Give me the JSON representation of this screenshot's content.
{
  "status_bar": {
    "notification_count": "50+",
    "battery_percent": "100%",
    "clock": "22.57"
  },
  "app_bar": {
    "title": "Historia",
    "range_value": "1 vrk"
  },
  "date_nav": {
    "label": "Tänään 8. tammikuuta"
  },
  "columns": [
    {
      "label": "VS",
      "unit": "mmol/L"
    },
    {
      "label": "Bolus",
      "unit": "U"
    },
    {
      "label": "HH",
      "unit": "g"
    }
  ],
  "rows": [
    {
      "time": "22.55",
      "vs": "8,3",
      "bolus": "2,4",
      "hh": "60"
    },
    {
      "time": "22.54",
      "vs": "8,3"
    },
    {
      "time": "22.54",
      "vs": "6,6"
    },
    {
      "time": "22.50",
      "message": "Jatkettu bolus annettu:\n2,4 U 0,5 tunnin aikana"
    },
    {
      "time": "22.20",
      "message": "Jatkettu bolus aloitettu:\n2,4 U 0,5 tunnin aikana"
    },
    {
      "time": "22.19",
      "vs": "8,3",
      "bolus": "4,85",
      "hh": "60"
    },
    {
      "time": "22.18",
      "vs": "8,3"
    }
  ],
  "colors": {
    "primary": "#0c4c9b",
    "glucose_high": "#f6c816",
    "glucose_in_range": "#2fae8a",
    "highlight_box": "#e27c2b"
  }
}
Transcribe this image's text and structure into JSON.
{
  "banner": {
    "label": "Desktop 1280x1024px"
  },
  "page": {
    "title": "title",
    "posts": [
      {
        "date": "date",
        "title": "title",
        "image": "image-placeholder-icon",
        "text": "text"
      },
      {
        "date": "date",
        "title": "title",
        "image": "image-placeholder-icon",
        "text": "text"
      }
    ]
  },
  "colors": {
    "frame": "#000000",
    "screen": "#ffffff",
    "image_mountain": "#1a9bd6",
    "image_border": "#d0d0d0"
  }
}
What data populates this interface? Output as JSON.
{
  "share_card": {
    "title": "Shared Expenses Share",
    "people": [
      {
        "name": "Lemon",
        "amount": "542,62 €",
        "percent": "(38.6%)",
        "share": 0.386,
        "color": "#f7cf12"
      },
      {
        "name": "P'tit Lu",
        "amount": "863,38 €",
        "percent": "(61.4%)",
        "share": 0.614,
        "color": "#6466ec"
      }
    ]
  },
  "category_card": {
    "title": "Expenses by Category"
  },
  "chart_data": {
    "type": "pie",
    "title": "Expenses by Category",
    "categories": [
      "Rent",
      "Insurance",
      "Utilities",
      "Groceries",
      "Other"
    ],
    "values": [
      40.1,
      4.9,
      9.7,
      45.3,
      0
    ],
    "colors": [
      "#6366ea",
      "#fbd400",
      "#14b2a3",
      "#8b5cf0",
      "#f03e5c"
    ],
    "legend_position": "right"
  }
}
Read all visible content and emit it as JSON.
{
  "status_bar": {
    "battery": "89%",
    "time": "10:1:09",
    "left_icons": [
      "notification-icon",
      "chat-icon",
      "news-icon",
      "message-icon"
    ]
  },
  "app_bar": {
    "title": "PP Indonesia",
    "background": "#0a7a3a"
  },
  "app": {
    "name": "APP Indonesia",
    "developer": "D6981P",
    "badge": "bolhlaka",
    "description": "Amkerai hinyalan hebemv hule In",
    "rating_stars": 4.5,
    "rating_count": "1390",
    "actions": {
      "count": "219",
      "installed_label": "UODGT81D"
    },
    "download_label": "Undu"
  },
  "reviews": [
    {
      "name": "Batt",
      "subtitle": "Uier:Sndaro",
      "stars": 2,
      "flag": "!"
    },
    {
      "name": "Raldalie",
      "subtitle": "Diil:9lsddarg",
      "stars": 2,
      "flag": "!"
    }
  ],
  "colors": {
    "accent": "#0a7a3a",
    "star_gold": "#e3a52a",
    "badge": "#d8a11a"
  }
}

§ **TASK TO CARRY OUT**: Copy out the full material exactly as it appears.

§ **WRITTEN SOLUTION**:
Give me the JSON representation of this screenshot's content.
{
  "status_bar": {
    "notification_count": "50+",
    "battery_percent": "100%",
    "clock": "22.57"
  },
  "app_bar": {
    "title": "Historia",
    "range_value": "1 vrk"
  },
  "date_nav": {
    "label": "Tänään 8. tammikuuta"
  },
  "columns": [
    {
      "label": "VS",
      "unit": "mmol/L"
    },
    {
      "label": "Bolus",
      "unit": "U"
    },
    {
      "label": "HH",
      "unit": "g"
    }
  ],
  "rows": [
    {
      "time": "22.55",
      "vs": "8,3",
      "bolus": "2,4",
      "hh": "60"
    },
    {
      "time": "22.54",
      "vs": "8,3"
    },
    {
      "time": "22.54",
      "vs": "6,6"
    },
    {
      "time": "22.50",
      "message": "Jatkettu bolus annettu:\n2,4 U 0,5 tunnin aikana"
    },
    {
      "time": "22.20",
      "message": "Jatkettu bolus aloitettu:\n2,4 U 0,5 tunnin aikana"
    },
    {
      "time": "22.19",
      "vs": "8,3",
      "bolus": "4,85",
      "hh": "60"
    },
    {
      "time": "22.18",
      "vs": "8,3"
    }
  ],
  "colors": {
    "primary": "#0c4c9b",
    "glucose_high": "#f6c816",
    "glucose_in_range": "#2fae8a",
    "highlight_box": "#e27c2b"
  }
}
Transcribe this image's text and structure into JSON.
{
  "banner": {
    "label": "Desktop 1280x1024px"
  },
  "page": {
    "title": "title",
    "posts": [
      {
        "date": "date",
        "title": "title",
        "image": "image-placeholder-icon",
        "text": "text"
      },
      {
        "date": "date",
        "title": "title",
        "image": "image-placeholder-icon",
        "text": "text"
      }
    ]
  },
  "colors": {
    "frame": "#000000",
    "screen": "#ffffff",
    "image_mountain": "#1a9bd6",
    "image_border": "#d0d0d0"
  }
}
What data populates this interface? Output as JSON.
{
  "share_card": {
    "title": "Shared Expenses Share",
    "people": [
      {
        "name": "Lemon",
        "amount": "542,62 €",
        "percent": "(38.6%)",
        "share": 0.386,
        "color": "#f7cf12"
      },
      {
        "name": "P'tit Lu",
        "amount": "863,38 €",
        "percent": "(61.4%)",
        "share": 0.614,
        "color": "#6466ec"
      }
    ]
  },
  "category_card": {
    "title": "Expenses by Category"
  },
  "chart_data": {
    "type": "pie",
    "title": "Expenses by Category",
    "categories": [
      "Rent",
      "Insurance",
      "Utilities",
      "Groceries",
      "Other"
    ],
    "values": [
      40.1,
      4.9,
      9.7,
      45.3,
      0
    ],
    "colors": [
      "#6366ea",
      "#fbd400",
      "#14b2a3",
      "#8b5cf0",
      "#f03e5c"
    ],
    "legend_position": "right"
  }
}
Read all visible content and emit it as JSON.
{
  "status_bar": {
    "battery": "89%",
    "time": "10:1:09",
    "left_icons": [
      "notification-icon",
      "chat-icon",
      "news-icon",
      "message-icon"
    ]
  },
  "app_bar": {
    "title": "PP Indonesia",
    "background": "#0a7a3a"
  },
  "app": {
    "name": "APP Indonesia",
    "developer": "D6981P",
    "badge": "bolhlaka",
    "description": "Amkerai hinyalan hebemv hule In",
    "rating_stars": 4.5,
    "rating_count": "1390",
    "actions": {
      "count": "219",
      "installed_label": "UODGT81D"
    },
    "download_label": "Undu"
  },
  "reviews": [
    {
      "name": "Batt",
      "subtitle": "Uier:Sndaro",
      "stars": 2,
      "flag": "!"
    },
    {
      "name": "Raldalie",
      "subtitle": "Diil:9lsddarg",
      "stars": 2,
      "flag": "!"
    }
  ],
  "colors": {
    "accent": "#0a7a3a",
    "star_gold": "#e3a52a",
    "badge": "#d8a11a"
  }
}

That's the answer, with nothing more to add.